- **JOB**: Rewrite the lines beginning at the one with "checkbox-icon[interactable]: ✓: [310, 64, 321, 75]" and running through the one with "settings-link[interactable]: تنظیمات: [457, 167, 513, 180]", updating "sidebar-item" to "nav-item" and keeping everything else the same. Return only those lines.

- **RECORDS PROVIDED**:

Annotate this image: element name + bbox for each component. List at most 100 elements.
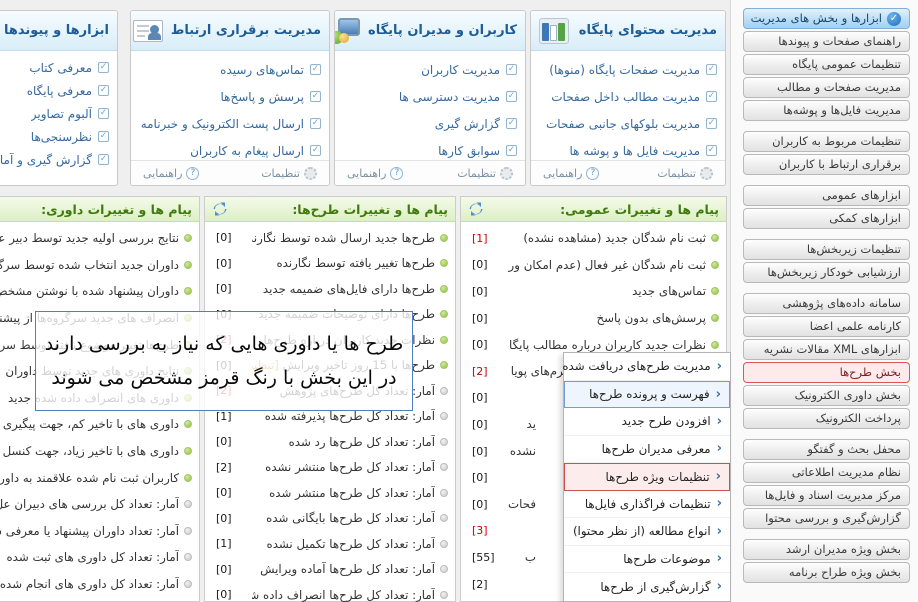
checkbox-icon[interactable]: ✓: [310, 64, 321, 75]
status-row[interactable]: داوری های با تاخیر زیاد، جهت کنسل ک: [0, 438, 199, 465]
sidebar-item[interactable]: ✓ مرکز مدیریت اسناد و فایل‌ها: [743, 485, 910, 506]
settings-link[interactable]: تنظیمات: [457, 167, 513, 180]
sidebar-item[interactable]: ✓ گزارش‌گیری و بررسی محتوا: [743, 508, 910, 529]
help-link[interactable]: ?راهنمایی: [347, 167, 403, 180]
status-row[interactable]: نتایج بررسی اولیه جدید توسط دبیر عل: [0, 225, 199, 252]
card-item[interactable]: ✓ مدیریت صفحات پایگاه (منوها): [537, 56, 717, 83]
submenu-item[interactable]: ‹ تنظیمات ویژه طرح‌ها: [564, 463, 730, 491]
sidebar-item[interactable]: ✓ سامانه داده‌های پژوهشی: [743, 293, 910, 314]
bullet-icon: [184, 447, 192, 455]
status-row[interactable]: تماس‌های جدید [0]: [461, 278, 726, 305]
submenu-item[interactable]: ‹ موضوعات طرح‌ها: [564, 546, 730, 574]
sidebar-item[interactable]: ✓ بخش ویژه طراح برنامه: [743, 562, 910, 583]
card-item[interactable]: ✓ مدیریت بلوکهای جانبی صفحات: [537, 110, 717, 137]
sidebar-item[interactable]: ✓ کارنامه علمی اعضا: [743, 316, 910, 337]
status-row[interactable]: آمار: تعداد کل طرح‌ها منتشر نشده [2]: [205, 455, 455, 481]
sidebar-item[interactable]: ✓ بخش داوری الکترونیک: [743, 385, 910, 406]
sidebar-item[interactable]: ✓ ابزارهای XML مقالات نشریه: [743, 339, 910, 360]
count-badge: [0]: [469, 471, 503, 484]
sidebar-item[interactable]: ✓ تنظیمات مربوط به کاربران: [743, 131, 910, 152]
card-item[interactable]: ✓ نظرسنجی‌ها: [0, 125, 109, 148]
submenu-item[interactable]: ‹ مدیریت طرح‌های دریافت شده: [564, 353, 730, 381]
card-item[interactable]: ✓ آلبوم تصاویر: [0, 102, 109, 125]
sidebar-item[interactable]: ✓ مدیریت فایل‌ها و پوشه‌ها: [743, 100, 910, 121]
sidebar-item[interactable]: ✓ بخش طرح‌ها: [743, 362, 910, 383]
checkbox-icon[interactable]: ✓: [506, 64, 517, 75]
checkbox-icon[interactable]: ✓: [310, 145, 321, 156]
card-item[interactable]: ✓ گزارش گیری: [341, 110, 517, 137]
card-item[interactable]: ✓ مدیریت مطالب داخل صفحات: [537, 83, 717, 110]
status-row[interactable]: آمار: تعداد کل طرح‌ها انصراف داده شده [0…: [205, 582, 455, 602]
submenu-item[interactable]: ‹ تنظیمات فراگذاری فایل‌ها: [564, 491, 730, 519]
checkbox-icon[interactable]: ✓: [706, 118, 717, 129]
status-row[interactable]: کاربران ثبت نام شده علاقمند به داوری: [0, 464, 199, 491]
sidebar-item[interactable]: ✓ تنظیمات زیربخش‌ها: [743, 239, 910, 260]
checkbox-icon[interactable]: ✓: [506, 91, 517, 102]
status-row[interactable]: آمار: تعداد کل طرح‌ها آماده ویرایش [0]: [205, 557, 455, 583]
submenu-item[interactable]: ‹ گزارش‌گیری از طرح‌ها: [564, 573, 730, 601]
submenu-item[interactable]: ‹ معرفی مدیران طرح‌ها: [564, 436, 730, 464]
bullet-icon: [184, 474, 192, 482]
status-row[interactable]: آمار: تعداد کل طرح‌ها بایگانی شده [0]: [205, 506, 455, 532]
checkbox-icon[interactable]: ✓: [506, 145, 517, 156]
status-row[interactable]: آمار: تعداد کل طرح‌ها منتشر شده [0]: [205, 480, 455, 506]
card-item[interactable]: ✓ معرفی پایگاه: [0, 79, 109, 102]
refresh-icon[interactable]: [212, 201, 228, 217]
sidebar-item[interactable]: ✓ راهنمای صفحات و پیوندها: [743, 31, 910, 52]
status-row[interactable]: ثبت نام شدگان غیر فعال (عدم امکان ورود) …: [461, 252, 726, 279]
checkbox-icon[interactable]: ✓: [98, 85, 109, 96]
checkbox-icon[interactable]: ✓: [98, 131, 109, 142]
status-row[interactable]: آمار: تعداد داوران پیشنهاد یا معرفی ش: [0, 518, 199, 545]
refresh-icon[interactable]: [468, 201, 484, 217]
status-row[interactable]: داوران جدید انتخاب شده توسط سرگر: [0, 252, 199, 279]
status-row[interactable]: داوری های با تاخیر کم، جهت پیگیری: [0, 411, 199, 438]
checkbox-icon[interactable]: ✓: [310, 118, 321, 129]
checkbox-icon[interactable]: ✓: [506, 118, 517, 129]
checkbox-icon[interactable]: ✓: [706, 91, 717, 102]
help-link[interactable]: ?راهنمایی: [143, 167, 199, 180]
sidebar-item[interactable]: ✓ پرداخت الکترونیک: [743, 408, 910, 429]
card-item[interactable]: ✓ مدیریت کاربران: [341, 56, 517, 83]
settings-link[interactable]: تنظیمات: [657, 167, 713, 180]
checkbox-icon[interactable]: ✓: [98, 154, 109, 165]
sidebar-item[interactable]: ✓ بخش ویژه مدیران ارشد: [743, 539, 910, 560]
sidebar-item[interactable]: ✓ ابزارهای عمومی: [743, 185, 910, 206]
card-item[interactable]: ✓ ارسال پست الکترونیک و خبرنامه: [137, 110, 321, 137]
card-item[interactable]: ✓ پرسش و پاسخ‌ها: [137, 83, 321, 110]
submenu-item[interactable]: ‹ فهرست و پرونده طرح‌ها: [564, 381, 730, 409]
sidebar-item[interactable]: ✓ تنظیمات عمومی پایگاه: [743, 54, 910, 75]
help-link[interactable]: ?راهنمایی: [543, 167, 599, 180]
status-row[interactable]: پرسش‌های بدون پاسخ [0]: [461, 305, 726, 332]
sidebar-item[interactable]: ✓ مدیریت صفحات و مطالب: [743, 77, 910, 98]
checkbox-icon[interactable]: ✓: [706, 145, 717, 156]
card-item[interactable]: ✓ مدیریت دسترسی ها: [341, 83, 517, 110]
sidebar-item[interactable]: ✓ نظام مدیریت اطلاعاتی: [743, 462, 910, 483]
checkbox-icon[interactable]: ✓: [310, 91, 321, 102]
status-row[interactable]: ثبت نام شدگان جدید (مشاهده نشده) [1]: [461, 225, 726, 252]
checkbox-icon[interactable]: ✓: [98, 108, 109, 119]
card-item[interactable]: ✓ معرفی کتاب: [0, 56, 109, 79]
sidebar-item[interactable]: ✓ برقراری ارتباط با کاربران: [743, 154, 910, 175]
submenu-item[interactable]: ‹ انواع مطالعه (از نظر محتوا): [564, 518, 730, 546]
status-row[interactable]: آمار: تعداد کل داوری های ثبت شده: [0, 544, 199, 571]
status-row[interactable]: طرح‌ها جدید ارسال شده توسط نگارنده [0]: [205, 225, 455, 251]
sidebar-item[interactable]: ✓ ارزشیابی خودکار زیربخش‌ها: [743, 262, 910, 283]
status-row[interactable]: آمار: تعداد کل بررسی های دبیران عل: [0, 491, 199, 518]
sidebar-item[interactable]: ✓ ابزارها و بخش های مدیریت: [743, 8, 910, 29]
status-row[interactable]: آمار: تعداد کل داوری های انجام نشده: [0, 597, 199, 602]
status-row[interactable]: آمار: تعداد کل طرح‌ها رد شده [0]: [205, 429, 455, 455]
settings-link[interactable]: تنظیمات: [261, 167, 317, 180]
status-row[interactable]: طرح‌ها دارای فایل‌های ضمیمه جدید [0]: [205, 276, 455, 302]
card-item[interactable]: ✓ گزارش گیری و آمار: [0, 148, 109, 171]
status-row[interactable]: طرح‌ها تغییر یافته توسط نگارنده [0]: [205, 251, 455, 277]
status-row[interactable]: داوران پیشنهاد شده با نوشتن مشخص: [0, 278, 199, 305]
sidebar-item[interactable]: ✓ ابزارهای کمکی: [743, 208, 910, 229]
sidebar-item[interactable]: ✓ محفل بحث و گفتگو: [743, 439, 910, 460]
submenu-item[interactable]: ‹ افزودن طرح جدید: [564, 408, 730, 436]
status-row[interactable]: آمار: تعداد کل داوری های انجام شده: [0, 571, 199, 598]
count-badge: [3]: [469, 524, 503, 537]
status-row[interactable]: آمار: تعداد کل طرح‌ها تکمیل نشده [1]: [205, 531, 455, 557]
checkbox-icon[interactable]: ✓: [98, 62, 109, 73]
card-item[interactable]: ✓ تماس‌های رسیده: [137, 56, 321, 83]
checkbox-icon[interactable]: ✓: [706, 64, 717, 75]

- **OUTPUT BELOW**:
checkbox-icon[interactable]: ✓: [310, 64, 321, 75]
status-row[interactable]: داوری های با تاخیر زیاد، جهت کنسل ک: [0, 438, 199, 465]
nav-item[interactable]: ✓ مرکز مدیریت اسناد و فایل‌ها: [743, 485, 910, 506]
settings-link[interactable]: تنظیمات: [457, 167, 513, 180]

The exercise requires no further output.